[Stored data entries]

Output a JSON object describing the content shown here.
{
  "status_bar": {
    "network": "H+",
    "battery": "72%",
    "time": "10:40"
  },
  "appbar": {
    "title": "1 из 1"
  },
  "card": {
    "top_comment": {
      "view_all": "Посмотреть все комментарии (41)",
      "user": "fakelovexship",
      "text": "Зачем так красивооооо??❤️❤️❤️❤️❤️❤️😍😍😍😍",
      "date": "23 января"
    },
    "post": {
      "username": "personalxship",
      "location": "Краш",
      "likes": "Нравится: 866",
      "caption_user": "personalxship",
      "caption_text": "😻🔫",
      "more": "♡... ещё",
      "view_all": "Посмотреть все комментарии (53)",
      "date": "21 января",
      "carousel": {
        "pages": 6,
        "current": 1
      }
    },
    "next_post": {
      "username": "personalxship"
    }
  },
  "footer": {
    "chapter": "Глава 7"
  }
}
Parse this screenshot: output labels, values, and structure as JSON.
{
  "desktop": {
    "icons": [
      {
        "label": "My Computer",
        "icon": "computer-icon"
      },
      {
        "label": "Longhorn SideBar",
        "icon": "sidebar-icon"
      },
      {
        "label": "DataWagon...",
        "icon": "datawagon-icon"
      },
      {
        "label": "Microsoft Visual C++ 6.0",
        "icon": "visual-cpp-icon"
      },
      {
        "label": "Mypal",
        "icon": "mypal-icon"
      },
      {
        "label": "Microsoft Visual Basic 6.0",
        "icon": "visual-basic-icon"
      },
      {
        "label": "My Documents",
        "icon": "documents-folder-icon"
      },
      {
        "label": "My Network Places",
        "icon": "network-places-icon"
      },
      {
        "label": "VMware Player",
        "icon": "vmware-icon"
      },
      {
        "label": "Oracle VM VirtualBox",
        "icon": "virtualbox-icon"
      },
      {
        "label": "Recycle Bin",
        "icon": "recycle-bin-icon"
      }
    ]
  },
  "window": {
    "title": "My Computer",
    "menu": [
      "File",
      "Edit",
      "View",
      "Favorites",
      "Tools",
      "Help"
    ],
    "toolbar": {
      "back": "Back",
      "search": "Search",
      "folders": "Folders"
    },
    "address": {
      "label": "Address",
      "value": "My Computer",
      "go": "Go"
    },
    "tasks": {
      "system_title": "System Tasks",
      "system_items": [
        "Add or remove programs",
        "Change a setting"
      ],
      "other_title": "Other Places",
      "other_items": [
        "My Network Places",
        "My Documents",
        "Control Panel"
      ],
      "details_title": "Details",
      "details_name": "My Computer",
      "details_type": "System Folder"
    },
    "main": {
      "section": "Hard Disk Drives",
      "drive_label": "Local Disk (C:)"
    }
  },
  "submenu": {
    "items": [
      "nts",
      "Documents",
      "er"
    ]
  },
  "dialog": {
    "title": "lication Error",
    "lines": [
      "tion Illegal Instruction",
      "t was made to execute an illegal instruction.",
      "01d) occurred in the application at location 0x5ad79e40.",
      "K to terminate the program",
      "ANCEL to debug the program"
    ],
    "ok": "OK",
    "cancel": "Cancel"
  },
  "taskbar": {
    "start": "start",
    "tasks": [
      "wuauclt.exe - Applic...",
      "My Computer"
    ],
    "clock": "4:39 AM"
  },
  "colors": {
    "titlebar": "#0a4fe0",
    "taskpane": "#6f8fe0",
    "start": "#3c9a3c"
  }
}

WHAT IS EXPECTED: In the records above, how many lines contain the word "Посмотреть"? Give the number alone.

FINAL ANSWER: 2